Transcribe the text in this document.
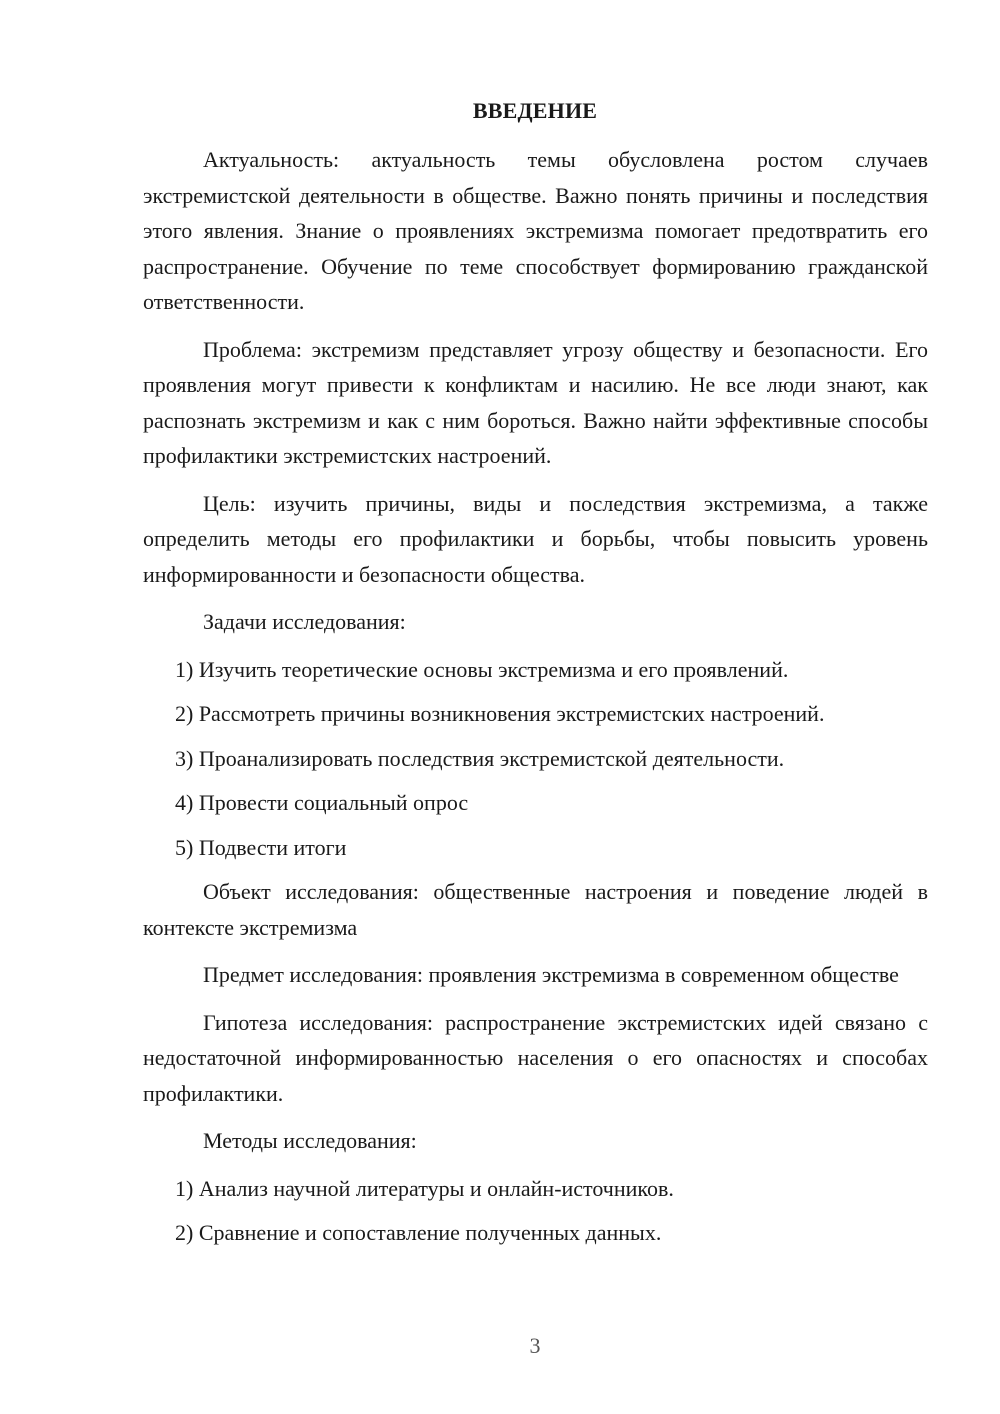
ВВЕДЕНИЕ

Актуальность: актуальность темы обусловлена ростом случаев экстремистской деятельности в обществе. Важно понять причины и последствия этого явления. Знание о проявлениях экстремизма помогает предотвратить его распространение. Обучение по теме способствует формированию гражданской ответственности.

Проблема: экстремизм представляет угрозу обществу и безопасности. Его проявления могут привести к конфликтам и насилию. Не все люди знают, как распознать экстремизм и как с ним бороться. Важно найти эффективные способы профилактики экстремистских настроений.

Цель: изучить причины, виды и последствия экстремизма, а также определить методы его профилактики и борьбы, чтобы повысить уровень информированности и безопасности общества.

Задачи исследования:

1) Изучить теоретические основы экстремизма и его проявлений.

2) Рассмотреть причины возникновения экстремистских настроений.

3) Проанализировать последствия экстремистской деятельности.

4) Провести социальный опрос

5) Подвести итоги

Объект исследования: общественные настроения и поведение людей в контексте экстремизма

Предмет исследования: проявления экстремизма в современном обществе

Гипотеза исследования: распространение экстремистских идей связано с недостаточной информированностью населения о его опасностях и способах профилактики.

Методы исследования:

1) Анализ научной литературы и онлайн-источников.

2) Сравнение и сопоставление полученных данных.

3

● ● ● ● ● ● ●

◆ **GOAL OF THE EXERCISE**
Pictures stay out; reproduce every line of the records exactly.

◆ **WORKED ANSWER**
Transcribe the text in this document.
ВВЕДЕНИЕ

Актуальность: актуальность темы обусловлена ростом случаев экстремистской деятельности в обществе. Важно понять причины и последствия этого явления. Знание о проявлениях экстремизма помогает предотвратить его распространение. Обучение по теме способствует формированию гражданской ответственности.

Проблема: экстремизм представляет угрозу обществу и безопасности. Его проявления могут привести к конфликтам и насилию. Не все люди знают, как распознать экстремизм и как с ним бороться. Важно найти эффективные способы профилактики экстремистских настроений.

Цель: изучить причины, виды и последствия экстремизма, а также определить методы его профилактики и борьбы, чтобы повысить уровень информированности и безопасности общества.

Задачи исследования:

1) Изучить теоретические основы экстремизма и его проявлений.

2) Рассмотреть причины возникновения экстремистских настроений.

3) Проанализировать последствия экстремистской деятельности.

4) Провести социальный опрос

5) Подвести итоги

Объект исследования: общественные настроения и поведение людей в контексте экстремизма

Предмет исследования: проявления экстремизма в современном обществе

Гипотеза исследования: распространение экстремистских идей связано с недостаточной информированностью населения о его опасностях и способах профилактики.

Методы исследования:

1) Анализ научной литературы и онлайн-источников.

2) Сравнение и сопоставление полученных данных.

3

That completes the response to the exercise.